Recorded data:

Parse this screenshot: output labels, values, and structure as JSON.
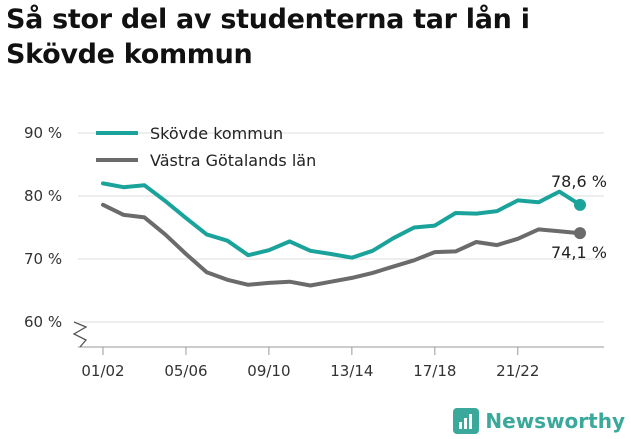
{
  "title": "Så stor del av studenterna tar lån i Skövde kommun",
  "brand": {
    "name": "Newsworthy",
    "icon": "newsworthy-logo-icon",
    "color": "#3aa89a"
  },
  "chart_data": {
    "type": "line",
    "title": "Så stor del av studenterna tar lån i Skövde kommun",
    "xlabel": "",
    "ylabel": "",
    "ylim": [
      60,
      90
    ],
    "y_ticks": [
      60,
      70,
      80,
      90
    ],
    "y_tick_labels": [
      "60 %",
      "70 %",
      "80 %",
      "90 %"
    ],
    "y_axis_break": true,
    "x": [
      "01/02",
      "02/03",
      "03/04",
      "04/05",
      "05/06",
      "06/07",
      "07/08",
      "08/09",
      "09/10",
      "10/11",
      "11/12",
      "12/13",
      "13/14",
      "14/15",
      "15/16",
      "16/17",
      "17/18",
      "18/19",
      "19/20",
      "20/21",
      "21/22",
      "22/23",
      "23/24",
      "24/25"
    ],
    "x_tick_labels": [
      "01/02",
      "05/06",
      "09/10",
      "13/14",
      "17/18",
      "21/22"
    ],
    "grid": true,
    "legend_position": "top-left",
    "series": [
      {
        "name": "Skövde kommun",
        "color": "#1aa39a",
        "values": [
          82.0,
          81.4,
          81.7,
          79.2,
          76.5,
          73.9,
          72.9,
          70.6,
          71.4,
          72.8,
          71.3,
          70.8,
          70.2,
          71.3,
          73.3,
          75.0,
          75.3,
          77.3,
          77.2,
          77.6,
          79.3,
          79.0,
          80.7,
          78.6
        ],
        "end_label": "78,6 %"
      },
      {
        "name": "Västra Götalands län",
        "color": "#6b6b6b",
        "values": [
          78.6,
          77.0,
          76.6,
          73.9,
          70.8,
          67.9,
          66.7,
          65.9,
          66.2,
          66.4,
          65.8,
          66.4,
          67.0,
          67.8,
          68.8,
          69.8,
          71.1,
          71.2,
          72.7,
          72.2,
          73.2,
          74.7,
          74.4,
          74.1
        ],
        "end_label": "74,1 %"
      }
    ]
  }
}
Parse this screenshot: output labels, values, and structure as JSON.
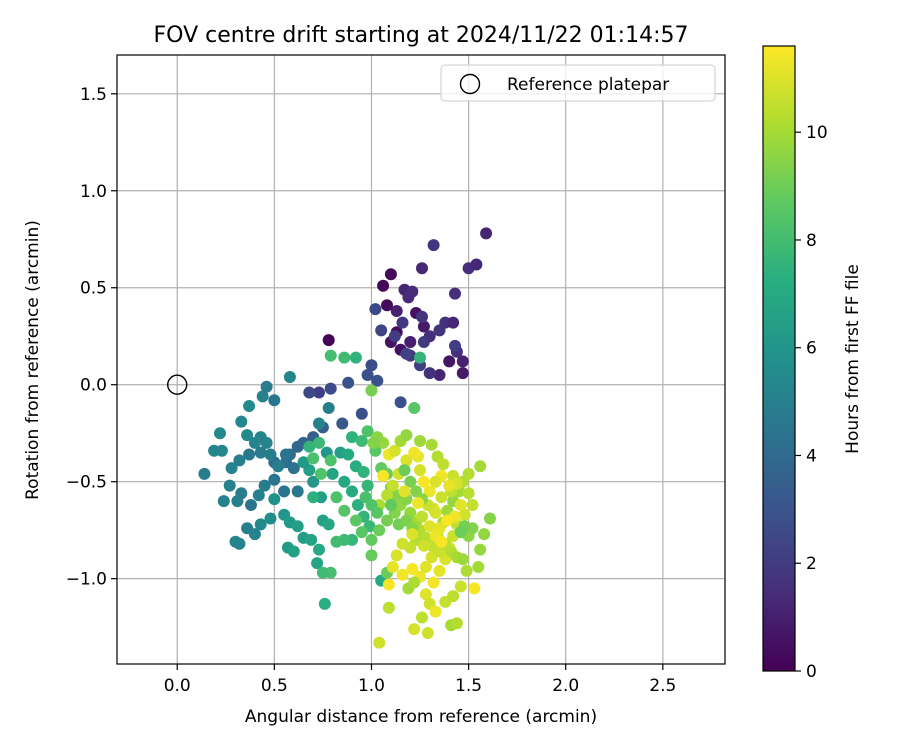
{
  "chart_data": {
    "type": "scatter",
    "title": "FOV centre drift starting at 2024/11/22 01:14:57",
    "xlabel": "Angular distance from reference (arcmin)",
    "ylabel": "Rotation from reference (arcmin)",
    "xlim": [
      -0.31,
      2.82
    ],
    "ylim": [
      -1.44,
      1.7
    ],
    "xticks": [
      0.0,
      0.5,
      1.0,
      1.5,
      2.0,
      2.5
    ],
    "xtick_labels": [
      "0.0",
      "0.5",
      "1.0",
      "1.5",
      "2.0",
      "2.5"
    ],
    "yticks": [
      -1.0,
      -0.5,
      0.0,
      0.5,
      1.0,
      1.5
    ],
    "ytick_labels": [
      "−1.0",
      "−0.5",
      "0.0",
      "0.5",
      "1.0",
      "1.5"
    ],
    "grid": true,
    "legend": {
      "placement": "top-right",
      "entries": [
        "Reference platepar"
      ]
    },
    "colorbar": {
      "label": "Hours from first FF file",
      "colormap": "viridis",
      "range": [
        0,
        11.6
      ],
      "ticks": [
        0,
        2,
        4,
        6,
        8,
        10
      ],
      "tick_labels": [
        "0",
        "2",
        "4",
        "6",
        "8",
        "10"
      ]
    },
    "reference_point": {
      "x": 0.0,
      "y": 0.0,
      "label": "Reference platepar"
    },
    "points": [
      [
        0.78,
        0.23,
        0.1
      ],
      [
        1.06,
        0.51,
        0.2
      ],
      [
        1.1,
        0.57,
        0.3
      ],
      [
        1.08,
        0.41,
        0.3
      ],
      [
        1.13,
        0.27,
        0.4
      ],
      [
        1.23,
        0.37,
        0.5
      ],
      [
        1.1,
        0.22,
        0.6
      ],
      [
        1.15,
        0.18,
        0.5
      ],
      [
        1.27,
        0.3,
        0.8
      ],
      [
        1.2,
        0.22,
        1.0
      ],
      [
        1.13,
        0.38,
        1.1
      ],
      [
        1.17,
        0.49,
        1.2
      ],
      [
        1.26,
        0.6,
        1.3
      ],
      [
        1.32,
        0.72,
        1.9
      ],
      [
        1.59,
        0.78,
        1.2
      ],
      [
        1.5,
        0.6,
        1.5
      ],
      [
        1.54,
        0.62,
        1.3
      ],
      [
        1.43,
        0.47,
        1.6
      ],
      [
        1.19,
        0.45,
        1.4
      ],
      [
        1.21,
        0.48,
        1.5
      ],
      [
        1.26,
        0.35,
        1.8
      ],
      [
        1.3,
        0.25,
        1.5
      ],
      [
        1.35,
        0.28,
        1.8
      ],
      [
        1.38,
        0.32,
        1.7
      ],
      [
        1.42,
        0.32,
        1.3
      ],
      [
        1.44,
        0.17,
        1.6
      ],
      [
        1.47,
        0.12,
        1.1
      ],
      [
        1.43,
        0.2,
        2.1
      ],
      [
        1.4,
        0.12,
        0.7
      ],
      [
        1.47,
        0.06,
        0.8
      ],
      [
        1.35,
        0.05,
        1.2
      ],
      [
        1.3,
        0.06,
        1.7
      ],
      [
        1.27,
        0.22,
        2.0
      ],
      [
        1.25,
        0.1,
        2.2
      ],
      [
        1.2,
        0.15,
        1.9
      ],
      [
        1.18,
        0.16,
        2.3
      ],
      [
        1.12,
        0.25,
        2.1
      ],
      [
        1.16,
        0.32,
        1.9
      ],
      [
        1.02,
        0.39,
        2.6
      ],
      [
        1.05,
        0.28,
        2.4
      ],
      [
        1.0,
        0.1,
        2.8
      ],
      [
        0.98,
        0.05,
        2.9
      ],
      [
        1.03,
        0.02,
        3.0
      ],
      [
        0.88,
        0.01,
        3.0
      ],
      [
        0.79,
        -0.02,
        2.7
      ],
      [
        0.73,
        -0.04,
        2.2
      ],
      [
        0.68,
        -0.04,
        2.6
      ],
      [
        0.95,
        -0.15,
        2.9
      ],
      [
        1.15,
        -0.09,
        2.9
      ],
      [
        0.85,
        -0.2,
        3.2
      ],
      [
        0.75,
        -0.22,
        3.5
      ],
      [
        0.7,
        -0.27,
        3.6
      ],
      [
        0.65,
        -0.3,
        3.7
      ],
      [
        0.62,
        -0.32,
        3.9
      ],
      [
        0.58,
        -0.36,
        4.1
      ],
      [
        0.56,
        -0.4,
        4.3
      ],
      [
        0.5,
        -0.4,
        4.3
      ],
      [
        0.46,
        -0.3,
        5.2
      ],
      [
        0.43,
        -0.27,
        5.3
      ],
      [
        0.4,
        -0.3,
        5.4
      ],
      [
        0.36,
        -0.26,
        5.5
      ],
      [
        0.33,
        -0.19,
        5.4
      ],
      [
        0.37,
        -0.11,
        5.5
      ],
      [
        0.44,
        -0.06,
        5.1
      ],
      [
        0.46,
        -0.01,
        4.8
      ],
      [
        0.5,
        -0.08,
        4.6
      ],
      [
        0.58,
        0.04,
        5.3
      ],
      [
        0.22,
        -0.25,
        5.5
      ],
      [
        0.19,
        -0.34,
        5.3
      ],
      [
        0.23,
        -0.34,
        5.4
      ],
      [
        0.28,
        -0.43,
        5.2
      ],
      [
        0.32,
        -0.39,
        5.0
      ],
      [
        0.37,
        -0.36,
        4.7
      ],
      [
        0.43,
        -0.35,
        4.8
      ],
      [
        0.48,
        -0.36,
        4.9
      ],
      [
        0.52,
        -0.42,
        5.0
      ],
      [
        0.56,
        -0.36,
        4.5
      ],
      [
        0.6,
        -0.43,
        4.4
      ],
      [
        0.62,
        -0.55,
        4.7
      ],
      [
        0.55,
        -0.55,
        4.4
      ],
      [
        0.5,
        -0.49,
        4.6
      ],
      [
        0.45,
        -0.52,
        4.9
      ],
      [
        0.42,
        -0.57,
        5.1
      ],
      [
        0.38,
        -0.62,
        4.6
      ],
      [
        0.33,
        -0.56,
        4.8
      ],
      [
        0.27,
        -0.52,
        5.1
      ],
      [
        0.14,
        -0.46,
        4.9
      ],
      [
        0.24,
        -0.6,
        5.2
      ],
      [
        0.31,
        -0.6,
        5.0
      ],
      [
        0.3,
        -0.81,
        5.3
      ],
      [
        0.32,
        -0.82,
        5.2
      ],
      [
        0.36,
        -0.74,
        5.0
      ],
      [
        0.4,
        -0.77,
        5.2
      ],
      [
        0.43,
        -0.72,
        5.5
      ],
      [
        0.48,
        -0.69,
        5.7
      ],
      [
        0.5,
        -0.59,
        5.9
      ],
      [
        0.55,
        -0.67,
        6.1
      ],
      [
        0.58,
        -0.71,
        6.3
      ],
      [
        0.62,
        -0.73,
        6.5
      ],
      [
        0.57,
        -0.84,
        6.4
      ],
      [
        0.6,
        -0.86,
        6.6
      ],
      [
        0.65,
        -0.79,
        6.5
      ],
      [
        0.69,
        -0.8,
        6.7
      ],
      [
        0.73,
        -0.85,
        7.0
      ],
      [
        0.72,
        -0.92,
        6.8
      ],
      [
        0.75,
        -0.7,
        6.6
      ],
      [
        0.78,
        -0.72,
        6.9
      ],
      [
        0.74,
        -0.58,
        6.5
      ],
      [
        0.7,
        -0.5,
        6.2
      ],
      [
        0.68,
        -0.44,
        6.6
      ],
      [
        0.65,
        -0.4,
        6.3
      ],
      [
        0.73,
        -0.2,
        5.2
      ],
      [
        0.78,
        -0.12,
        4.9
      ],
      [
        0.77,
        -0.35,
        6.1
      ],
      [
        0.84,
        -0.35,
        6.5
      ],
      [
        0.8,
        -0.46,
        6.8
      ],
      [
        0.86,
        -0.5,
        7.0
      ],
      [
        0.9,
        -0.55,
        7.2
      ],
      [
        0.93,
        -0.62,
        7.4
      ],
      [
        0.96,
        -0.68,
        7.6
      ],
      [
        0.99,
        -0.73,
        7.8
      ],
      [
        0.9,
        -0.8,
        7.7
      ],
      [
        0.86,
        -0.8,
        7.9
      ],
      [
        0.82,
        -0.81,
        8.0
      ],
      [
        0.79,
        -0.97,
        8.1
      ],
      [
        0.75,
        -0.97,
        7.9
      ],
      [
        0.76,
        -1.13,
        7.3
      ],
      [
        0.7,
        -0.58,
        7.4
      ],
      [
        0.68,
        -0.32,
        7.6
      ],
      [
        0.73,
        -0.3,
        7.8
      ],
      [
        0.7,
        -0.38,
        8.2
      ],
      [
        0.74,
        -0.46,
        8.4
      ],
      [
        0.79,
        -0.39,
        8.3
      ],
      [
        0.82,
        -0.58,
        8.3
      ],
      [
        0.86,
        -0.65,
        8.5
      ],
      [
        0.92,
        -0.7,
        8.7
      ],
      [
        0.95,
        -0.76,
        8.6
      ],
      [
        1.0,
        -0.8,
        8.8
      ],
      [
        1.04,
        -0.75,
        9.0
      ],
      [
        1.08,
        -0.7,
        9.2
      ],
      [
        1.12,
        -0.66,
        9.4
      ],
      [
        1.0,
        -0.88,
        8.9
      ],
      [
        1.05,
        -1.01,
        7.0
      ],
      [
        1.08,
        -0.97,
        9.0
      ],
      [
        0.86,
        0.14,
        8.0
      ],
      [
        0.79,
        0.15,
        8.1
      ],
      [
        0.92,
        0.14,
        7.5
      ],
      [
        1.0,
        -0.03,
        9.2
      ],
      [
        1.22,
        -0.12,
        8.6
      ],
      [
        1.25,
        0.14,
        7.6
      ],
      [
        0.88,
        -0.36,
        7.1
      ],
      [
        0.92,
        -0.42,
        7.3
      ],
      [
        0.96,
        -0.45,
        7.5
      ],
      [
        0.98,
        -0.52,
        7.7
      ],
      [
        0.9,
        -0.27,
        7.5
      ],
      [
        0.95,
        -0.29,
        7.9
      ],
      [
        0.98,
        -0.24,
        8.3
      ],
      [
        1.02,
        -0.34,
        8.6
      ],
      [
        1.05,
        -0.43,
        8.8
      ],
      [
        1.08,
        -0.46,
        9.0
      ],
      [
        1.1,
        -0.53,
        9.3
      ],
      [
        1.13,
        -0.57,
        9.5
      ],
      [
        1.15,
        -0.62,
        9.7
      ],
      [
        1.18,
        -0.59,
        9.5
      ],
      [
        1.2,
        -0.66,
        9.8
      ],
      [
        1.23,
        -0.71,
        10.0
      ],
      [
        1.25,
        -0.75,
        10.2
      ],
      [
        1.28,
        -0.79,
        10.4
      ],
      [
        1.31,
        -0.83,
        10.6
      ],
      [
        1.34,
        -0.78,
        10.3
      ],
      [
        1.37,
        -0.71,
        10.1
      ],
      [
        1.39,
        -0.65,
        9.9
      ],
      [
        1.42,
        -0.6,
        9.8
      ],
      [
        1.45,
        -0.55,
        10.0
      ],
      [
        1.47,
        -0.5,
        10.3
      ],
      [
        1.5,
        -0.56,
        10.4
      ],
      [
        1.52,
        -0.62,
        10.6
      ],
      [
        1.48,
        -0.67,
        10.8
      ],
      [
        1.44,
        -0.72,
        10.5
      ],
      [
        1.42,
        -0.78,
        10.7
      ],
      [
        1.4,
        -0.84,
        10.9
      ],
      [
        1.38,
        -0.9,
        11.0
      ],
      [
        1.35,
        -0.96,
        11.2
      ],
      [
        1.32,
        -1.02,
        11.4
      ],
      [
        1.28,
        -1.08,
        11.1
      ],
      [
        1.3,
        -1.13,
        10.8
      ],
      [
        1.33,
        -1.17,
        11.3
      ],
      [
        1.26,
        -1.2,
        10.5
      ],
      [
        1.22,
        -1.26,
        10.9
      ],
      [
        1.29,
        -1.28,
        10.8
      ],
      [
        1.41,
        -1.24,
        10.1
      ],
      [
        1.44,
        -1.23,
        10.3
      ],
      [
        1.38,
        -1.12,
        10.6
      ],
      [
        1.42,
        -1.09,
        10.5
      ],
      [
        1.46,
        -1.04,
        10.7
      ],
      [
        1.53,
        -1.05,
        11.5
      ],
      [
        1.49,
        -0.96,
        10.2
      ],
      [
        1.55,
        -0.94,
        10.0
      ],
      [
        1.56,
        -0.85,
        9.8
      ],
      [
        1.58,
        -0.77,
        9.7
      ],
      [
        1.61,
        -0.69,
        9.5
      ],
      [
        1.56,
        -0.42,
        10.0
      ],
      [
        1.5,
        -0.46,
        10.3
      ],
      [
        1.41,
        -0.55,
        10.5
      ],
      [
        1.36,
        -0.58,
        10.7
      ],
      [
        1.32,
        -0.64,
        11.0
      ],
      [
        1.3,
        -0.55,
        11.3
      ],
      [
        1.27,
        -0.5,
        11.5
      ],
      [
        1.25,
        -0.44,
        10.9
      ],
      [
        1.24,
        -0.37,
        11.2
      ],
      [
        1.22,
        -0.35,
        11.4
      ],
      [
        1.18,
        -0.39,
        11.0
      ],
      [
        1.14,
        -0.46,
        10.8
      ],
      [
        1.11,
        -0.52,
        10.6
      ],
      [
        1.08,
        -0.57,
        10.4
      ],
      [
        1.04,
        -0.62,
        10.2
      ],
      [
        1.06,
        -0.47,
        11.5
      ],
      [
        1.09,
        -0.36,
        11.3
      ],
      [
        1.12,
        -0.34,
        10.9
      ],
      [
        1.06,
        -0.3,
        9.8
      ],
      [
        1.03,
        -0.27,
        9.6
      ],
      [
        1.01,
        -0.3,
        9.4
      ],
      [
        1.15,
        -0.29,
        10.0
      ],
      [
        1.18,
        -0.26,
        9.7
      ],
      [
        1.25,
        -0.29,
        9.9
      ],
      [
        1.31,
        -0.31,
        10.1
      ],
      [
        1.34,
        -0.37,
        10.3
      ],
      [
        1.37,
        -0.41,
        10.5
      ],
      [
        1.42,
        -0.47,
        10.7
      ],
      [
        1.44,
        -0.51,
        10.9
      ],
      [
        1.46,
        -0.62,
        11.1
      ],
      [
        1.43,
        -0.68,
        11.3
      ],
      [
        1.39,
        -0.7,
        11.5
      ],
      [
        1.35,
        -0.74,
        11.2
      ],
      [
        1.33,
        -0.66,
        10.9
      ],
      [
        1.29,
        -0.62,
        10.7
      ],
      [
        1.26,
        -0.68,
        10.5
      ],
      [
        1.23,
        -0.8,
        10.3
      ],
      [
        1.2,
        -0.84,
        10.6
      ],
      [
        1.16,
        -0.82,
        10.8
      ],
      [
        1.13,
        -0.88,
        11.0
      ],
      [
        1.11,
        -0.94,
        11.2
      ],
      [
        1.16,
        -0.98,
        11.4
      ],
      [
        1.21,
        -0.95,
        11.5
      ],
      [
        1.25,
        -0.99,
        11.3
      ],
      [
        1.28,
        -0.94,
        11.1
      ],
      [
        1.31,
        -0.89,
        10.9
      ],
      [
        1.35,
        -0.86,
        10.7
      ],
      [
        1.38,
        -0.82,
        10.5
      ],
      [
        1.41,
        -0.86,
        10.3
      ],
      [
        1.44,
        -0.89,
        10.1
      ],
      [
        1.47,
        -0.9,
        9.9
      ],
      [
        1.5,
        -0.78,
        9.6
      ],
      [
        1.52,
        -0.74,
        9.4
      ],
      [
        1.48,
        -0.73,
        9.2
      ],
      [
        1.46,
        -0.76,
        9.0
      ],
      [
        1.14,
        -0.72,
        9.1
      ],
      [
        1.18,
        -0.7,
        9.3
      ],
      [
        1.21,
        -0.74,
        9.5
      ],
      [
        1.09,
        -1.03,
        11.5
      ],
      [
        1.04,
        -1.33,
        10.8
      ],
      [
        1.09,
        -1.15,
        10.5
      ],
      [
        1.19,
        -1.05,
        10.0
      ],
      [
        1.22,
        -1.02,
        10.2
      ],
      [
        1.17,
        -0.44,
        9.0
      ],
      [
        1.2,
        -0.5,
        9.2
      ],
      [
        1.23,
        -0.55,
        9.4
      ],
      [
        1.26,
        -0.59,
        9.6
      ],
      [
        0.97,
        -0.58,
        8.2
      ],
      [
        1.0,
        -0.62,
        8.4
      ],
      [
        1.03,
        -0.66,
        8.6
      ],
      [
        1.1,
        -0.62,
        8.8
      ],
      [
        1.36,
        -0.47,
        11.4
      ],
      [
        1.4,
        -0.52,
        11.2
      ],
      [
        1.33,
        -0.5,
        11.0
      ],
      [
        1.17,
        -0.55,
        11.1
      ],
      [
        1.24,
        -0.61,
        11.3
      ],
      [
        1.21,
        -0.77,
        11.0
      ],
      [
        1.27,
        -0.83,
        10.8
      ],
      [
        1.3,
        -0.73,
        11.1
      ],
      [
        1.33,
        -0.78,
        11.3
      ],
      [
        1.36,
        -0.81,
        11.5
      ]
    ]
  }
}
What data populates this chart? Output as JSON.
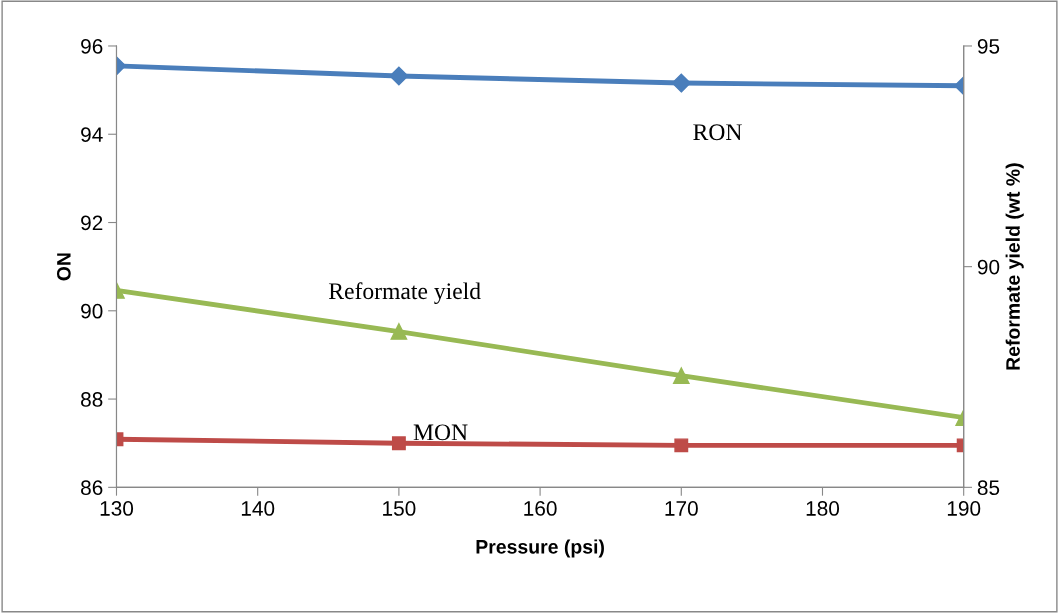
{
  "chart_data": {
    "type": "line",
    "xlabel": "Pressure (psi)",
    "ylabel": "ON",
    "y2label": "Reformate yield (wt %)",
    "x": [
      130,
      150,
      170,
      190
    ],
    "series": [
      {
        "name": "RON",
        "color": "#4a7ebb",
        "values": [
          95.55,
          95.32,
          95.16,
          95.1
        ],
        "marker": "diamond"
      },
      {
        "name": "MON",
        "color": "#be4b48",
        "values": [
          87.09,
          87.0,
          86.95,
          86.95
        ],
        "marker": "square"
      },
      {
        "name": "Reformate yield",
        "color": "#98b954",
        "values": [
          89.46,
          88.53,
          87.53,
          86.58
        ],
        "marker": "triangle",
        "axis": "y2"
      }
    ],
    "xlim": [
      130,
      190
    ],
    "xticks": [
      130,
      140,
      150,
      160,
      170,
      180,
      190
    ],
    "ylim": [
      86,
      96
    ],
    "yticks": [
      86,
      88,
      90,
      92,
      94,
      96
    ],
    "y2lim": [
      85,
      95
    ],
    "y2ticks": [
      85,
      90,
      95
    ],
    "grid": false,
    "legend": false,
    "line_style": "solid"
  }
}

Request: Select the lines in this material that hold the word "ylabel", leaving none out.

Written answer:
    "ylabel": "",
    "ylabel": "Rotation from reference (arcmin)",
    "ylabel": "ON",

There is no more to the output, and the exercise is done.